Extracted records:
[START]
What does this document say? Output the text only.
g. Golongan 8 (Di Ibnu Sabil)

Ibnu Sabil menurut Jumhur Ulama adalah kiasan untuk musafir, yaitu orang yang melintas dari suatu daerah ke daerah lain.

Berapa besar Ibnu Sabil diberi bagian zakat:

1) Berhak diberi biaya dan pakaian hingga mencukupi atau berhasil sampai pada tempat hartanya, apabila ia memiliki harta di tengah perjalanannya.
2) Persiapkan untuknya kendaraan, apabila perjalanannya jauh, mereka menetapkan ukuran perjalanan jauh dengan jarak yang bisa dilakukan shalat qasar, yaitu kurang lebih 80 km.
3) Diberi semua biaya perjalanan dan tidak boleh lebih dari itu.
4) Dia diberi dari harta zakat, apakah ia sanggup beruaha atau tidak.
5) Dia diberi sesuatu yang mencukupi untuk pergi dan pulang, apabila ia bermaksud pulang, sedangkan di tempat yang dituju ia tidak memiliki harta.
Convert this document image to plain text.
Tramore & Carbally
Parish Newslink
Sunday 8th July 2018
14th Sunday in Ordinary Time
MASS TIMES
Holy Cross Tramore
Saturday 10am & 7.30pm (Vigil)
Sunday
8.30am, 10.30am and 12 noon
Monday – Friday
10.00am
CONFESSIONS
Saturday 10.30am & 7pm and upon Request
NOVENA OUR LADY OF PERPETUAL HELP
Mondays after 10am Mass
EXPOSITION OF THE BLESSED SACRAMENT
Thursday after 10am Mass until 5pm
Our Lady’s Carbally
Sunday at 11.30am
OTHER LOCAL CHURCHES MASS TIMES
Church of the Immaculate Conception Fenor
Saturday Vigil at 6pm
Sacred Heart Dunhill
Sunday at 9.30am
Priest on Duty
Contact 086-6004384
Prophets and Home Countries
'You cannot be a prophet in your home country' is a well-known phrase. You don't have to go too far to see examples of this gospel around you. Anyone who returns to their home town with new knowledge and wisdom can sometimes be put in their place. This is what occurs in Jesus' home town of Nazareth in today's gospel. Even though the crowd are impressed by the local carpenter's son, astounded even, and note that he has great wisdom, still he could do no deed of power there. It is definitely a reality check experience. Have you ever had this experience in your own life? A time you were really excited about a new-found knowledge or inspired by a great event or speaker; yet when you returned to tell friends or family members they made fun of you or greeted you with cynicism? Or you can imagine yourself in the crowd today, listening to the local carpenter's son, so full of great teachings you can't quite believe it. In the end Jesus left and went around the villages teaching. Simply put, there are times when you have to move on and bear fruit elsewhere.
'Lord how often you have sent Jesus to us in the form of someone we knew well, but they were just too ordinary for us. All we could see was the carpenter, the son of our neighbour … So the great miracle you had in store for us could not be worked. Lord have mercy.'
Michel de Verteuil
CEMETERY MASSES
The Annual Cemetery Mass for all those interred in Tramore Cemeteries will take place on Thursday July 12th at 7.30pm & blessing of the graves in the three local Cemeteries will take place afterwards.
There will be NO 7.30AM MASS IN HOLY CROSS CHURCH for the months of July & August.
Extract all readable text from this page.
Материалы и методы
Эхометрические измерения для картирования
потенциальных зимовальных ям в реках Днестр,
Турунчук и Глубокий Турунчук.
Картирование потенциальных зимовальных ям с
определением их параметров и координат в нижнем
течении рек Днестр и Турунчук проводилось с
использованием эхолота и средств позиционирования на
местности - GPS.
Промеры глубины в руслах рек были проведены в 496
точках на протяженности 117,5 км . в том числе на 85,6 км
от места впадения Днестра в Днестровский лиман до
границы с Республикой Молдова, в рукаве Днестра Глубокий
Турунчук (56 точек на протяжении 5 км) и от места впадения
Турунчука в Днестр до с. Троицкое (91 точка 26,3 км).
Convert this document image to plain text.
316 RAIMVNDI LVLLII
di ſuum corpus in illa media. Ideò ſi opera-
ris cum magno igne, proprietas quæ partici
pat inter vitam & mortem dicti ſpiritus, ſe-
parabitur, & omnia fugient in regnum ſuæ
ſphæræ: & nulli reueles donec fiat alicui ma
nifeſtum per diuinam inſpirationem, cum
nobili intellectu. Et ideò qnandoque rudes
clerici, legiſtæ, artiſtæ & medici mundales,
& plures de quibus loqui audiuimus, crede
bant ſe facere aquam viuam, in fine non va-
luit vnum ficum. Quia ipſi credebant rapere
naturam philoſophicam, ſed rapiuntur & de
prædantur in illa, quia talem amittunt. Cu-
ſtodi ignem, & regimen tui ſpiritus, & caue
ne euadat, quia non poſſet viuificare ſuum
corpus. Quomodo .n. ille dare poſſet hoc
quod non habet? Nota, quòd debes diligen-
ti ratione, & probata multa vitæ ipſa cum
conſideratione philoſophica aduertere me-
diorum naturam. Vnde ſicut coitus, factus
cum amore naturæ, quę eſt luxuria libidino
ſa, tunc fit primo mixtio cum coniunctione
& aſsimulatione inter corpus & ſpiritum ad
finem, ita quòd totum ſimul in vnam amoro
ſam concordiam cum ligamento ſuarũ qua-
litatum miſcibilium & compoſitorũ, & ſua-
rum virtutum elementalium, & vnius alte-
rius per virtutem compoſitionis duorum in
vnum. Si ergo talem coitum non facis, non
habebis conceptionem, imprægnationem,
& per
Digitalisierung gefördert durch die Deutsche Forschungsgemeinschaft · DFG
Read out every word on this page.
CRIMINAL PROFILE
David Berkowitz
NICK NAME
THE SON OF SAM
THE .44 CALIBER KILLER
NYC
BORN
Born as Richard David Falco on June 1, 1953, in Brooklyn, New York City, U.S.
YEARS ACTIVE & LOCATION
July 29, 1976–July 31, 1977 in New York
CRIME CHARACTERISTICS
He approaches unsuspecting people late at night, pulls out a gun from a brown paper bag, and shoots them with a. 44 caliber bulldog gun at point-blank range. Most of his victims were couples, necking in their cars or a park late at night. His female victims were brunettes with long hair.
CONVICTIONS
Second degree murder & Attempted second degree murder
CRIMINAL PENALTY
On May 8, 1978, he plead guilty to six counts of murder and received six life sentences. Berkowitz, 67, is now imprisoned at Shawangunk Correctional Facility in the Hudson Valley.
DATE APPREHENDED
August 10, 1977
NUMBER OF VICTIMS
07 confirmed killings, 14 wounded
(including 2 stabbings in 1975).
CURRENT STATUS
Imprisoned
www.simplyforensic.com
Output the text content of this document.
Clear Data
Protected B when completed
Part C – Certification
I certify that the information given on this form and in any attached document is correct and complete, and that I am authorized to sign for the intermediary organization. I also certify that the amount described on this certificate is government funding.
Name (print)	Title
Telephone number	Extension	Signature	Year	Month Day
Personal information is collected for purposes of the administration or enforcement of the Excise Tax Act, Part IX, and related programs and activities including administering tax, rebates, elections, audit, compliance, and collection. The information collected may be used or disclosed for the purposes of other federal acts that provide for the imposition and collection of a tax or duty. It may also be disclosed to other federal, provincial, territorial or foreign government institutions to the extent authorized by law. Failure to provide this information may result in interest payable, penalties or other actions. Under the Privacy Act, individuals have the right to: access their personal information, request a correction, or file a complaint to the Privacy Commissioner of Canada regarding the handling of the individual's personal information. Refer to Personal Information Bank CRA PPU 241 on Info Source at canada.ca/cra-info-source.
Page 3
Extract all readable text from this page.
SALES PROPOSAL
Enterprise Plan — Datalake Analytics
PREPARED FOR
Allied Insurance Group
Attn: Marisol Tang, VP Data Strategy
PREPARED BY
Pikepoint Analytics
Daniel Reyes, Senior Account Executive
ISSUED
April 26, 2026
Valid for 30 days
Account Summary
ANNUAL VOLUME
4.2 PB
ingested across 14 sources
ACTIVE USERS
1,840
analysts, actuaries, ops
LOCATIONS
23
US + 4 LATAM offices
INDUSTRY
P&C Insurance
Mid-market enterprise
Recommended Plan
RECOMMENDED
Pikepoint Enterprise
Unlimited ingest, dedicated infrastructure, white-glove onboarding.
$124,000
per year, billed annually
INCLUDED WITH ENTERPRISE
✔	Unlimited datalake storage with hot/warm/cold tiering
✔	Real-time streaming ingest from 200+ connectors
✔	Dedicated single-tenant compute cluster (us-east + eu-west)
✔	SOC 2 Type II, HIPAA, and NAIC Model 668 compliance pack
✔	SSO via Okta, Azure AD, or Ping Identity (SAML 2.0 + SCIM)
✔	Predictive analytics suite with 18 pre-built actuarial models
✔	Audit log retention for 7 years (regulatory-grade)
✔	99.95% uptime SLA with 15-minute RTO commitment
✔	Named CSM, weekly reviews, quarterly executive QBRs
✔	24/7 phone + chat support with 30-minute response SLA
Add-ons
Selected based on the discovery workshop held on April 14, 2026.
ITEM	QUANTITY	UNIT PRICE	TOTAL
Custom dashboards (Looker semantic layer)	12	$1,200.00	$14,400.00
[END]
Given request.
Report the number of lines in the listing above that include the word "harta", and nothing else.

In response.
3